→ PROBLEM STATEMENT
Return the entries below verbatim. Pictures stay out.

→ DATA SHOWN
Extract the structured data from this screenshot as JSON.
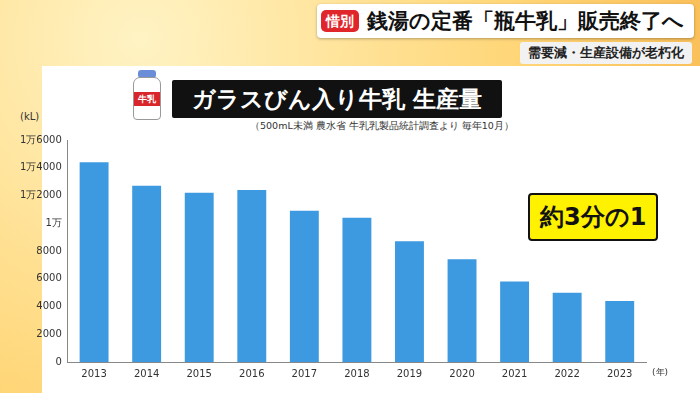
{
  "header": {
    "badge": "惜別",
    "headline": "銭湯の定番「瓶牛乳」販売終了へ",
    "subheadline": "需要減・生産設備が老朽化"
  },
  "chart_data": {
    "type": "bar",
    "title": "ガラスびん入り牛乳 生産量",
    "subtitle": "（500mL未満 農水省 牛乳乳製品統計調査より 毎年10月）",
    "y_label": "(kL)",
    "x_label": "(年)",
    "icon_label": "牛乳",
    "annotations": [
      "約3分の1"
    ],
    "categories": [
      "2013",
      "2014",
      "2015",
      "2016",
      "2017",
      "2018",
      "2019",
      "2020",
      "2021",
      "2022",
      "2023"
    ],
    "values": [
      14400,
      12700,
      12200,
      12400,
      10900,
      10400,
      8700,
      7400,
      5800,
      5000,
      4400
    ],
    "color": "#3d9ae0",
    "ylim": [
      0,
      16000
    ],
    "yticks": [
      0,
      2000,
      4000,
      6000,
      8000,
      {
        "value": 10000,
        "label": "1万"
      },
      {
        "value": 12000,
        "label": "1万2000"
      },
      {
        "value": 14000,
        "label": "1万4000"
      },
      {
        "value": 16000,
        "label": "1万6000"
      }
    ],
    "grid": false
  }
}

→ WRITTEN RESPONSE
Extract the structured data from this screenshot as JSON.
{
  "header": {
    "badge": "惜別",
    "headline": "銭湯の定番「瓶牛乳」販売終了へ",
    "subheadline": "需要減・生産設備が老朽化"
  },
  "chart_data": {
    "type": "bar",
    "title": "ガラスびん入り牛乳 生産量",
    "subtitle": "（500mL未満 農水省 牛乳乳製品統計調査より 毎年10月）",
    "y_label": "(kL)",
    "x_label": "(年)",
    "icon_label": "牛乳",
    "annotations": [
      "約3分の1"
    ],
    "categories": [
      "2013",
      "2014",
      "2015",
      "2016",
      "2017",
      "2018",
      "2019",
      "2020",
      "2021",
      "2022",
      "2023"
    ],
    "values": [
      14400,
      12700,
      12200,
      12400,
      10900,
      10400,
      8700,
      7400,
      5800,
      5000,
      4400
    ],
    "color": "#3d9ae0",
    "ylim": [
      0,
      16000
    ],
    "yticks": [
      0,
      2000,
      4000,
      6000,
      8000,
      {
        "value": 10000,
        "label": "1万"
      },
      {
        "value": 12000,
        "label": "1万2000"
      },
      {
        "value": 14000,
        "label": "1万4000"
      },
      {
        "value": 16000,
        "label": "1万6000"
      }
    ],
    "grid": false
  }
}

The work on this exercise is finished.